SUPPLIED RECORDS -
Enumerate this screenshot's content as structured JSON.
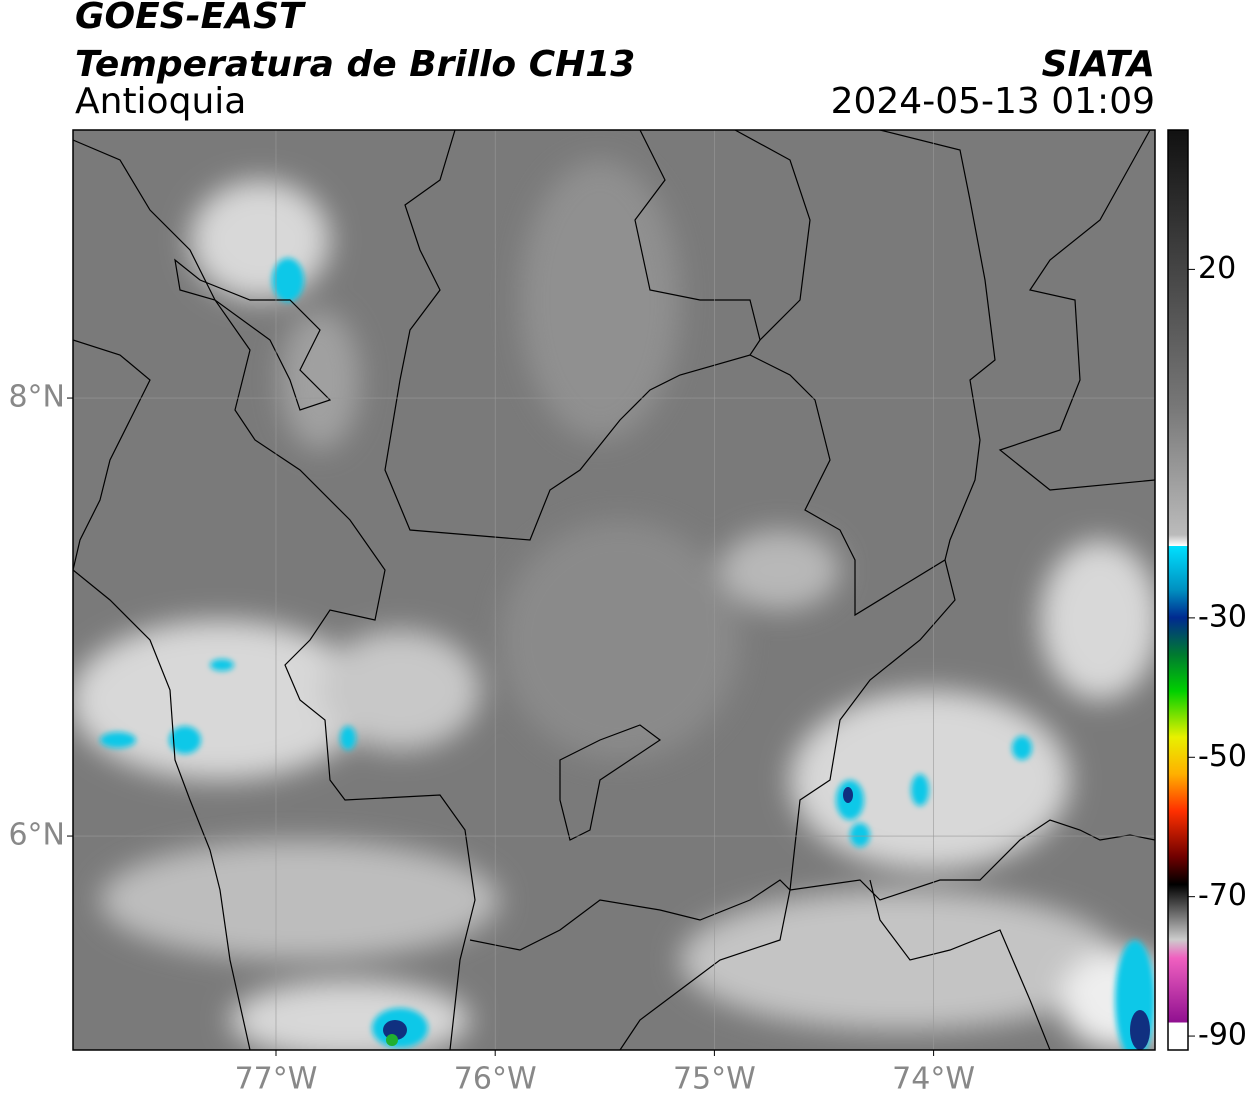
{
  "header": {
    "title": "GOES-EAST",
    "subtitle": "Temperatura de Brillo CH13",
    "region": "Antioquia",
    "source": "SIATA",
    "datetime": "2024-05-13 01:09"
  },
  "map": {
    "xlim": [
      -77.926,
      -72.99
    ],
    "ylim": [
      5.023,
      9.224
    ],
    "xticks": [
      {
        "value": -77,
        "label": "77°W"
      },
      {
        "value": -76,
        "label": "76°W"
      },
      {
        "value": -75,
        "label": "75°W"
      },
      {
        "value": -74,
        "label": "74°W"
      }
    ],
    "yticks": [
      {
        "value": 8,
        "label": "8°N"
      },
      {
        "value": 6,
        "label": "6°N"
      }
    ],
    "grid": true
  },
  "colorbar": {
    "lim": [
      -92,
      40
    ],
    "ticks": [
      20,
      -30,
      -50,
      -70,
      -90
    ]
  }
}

PROBLEM REQUIREMENTS -
Without the pictures, restate each entry exactly.

RESULT OF THIS EXERCISE -
Enumerate this screenshot's content as structured JSON.
{
  "header": {
    "title": "GOES-EAST",
    "subtitle": "Temperatura de Brillo CH13",
    "region": "Antioquia",
    "source": "SIATA",
    "datetime": "2024-05-13 01:09"
  },
  "map": {
    "xlim": [
      -77.926,
      -72.99
    ],
    "ylim": [
      5.023,
      9.224
    ],
    "xticks": [
      {
        "value": -77,
        "label": "77°W"
      },
      {
        "value": -76,
        "label": "76°W"
      },
      {
        "value": -75,
        "label": "75°W"
      },
      {
        "value": -74,
        "label": "74°W"
      }
    ],
    "yticks": [
      {
        "value": 8,
        "label": "8°N"
      },
      {
        "value": 6,
        "label": "6°N"
      }
    ],
    "grid": true
  },
  "colorbar": {
    "lim": [
      -92,
      40
    ],
    "ticks": [
      20,
      -30,
      -50,
      -70,
      -90
    ]
  }
}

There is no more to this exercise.